### WORK INSTRUCTIONS
Every line of the listing must be reproduced as it stands. Leave the images behind.

::: ITEMS

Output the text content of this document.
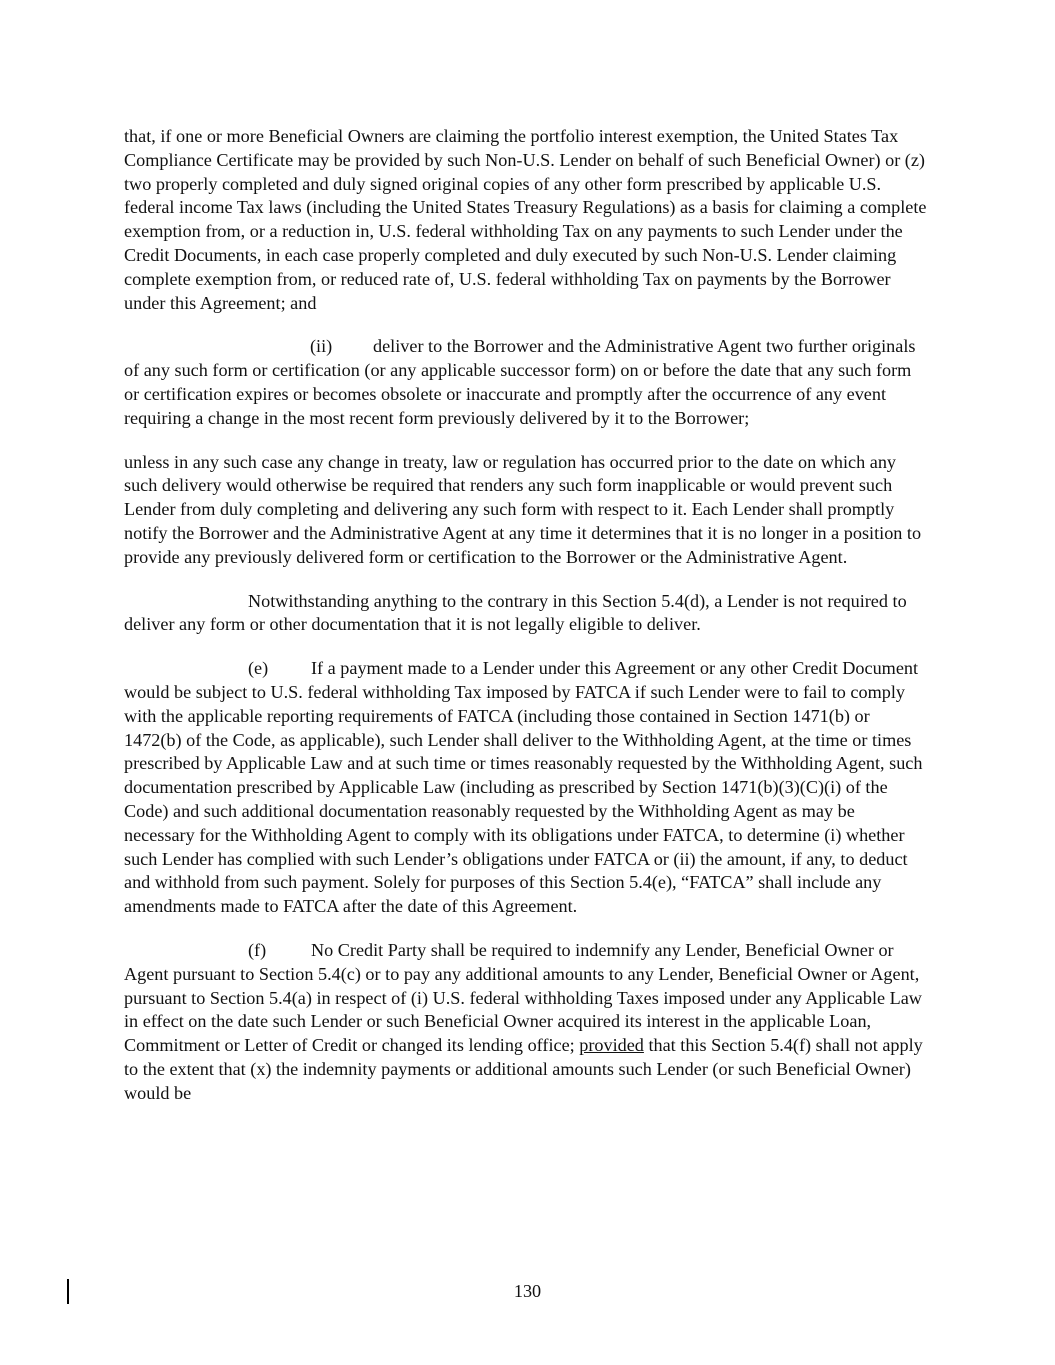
that, if one or more Beneficial Owners are claiming the portfolio interest exemption, the United States Tax Compliance Certificate may be provided by such Non-U.S. Lender on behalf of such Beneficial Owner) or (z) two properly completed and duly signed original copies of any other form prescribed by applicable U.S. federal income Tax laws (including the United States Treasury Regulations) as a basis for claiming a complete exemption from, or a reduction in, U.S. federal withholding Tax on any payments to such Lender under the Credit Documents, in each case properly completed and duly executed by such Non-U.S. Lender claiming complete exemption from, or reduced rate of, U.S. federal withholding Tax on payments by the Borrower under this Agreement; and

(ii) deliver to the Borrower and the Administrative Agent two further originals of any such form or certification (or any applicable successor form) on or before the date that any such form or certification expires or becomes obsolete or inaccurate and promptly after the occurrence of any event requiring a change in the most recent form previously delivered by it to the Borrower;

unless in any such case any change in treaty, law or regulation has occurred prior to the date on which any such delivery would otherwise be required that renders any such form inapplicable or would prevent such Lender from duly completing and delivering any such form with respect to it. Each Lender shall promptly notify the Borrower and the Administrative Agent at any time it determines that it is no longer in a position to provide any previously delivered form or certification to the Borrower or the Administrative Agent.

Notwithstanding anything to the contrary in this Section 5.4(d), a Lender is not required to deliver any form or other documentation that it is not legally eligible to deliver.

(e) If a payment made to a Lender under this Agreement or any other Credit Document would be subject to U.S. federal withholding Tax imposed by FATCA if such Lender were to fail to comply with the applicable reporting requirements of FATCA (including those contained in Section 1471(b) or 1472(b) of the Code, as applicable), such Lender shall deliver to the Withholding Agent, at the time or times prescribed by Applicable Law and at such time or times reasonably requested by the Withholding Agent, such documentation prescribed by Applicable Law (including as prescribed by Section 1471(b)(3)(C)(i) of the Code) and such additional documentation reasonably requested by the Withholding Agent as may be necessary for the Withholding Agent to comply with its obligations under FATCA, to determine (i) whether such Lender has complied with such Lender’s obligations under FATCA or (ii) the amount, if any, to deduct and withhold from such payment. Solely for purposes of this Section 5.4(e), “FATCA” shall include any amendments made to FATCA after the date of this Agreement.

(f) No Credit Party shall be required to indemnify any Lender, Beneficial Owner or Agent pursuant to Section 5.4(c) or to pay any additional amounts to any Lender, Beneficial Owner or Agent, pursuant to Section 5.4(a) in respect of (i) U.S. federal withholding Taxes imposed under any Applicable Law in effect on the date such Lender or such Beneficial Owner acquired its interest in the applicable Loan, Commitment or Letter of Credit or changed its lending office; provided that this Section 5.4(f) shall not apply to the extent that (x) the indemnity payments or additional amounts such Lender (or such Beneficial Owner) would be

130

::::::

### TASK OUTPUT
Output the text content of this document.
that, if one or more Beneficial Owners are claiming the portfolio interest exemption, the United States Tax Compliance Certificate may be provided by such Non-U.S. Lender on behalf of such Beneficial Owner) or (z) two properly completed and duly signed original copies of any other form prescribed by applicable U.S. federal income Tax laws (including the United States Treasury Regulations) as a basis for claiming a complete exemption from, or a reduction in, U.S. federal withholding Tax on any payments to such Lender under the Credit Documents, in each case properly completed and duly executed by such Non-U.S. Lender claiming complete exemption from, or reduced rate of, U.S. federal withholding Tax on payments by the Borrower under this Agreement; and

(ii) deliver to the Borrower and the Administrative Agent two further originals of any such form or certification (or any applicable successor form) on or before the date that any such form or certification expires or becomes obsolete or inaccurate and promptly after the occurrence of any event requiring a change in the most recent form previously delivered by it to the Borrower;

unless in any such case any change in treaty, law or regulation has occurred prior to the date on which any such delivery would otherwise be required that renders any such form inapplicable or would prevent such Lender from duly completing and delivering any such form with respect to it. Each Lender shall promptly notify the Borrower and the Administrative Agent at any time it determines that it is no longer in a position to provide any previously delivered form or certification to the Borrower or the Administrative Agent.

Notwithstanding anything to the contrary in this Section 5.4(d), a Lender is not required to deliver any form or other documentation that it is not legally eligible to deliver.

(e) If a payment made to a Lender under this Agreement or any other Credit Document would be subject to U.S. federal withholding Tax imposed by FATCA if such Lender were to fail to comply with the applicable reporting requirements of FATCA (including those contained in Section 1471(b) or 1472(b) of the Code, as applicable), such Lender shall deliver to the Withholding Agent, at the time or times prescribed by Applicable Law and at such time or times reasonably requested by the Withholding Agent, such documentation prescribed by Applicable Law (including as prescribed by Section 1471(b)(3)(C)(i) of the Code) and such additional documentation reasonably requested by the Withholding Agent as may be necessary for the Withholding Agent to comply with its obligations under FATCA, to determine (i) whether such Lender has complied with such Lender’s obligations under FATCA or (ii) the amount, if any, to deduct and withhold from such payment. Solely for purposes of this Section 5.4(e), “FATCA” shall include any amendments made to FATCA after the date of this Agreement.

(f) No Credit Party shall be required to indemnify any Lender, Beneficial Owner or Agent pursuant to Section 5.4(c) or to pay any additional amounts to any Lender, Beneficial Owner or Agent, pursuant to Section 5.4(a) in respect of (i) U.S. federal withholding Taxes imposed under any Applicable Law in effect on the date such Lender or such Beneficial Owner acquired its interest in the applicable Loan, Commitment or Letter of Credit or changed its lending office; provided that this Section 5.4(f) shall not apply to the extent that (x) the indemnity payments or additional amounts such Lender (or such Beneficial Owner) would be

130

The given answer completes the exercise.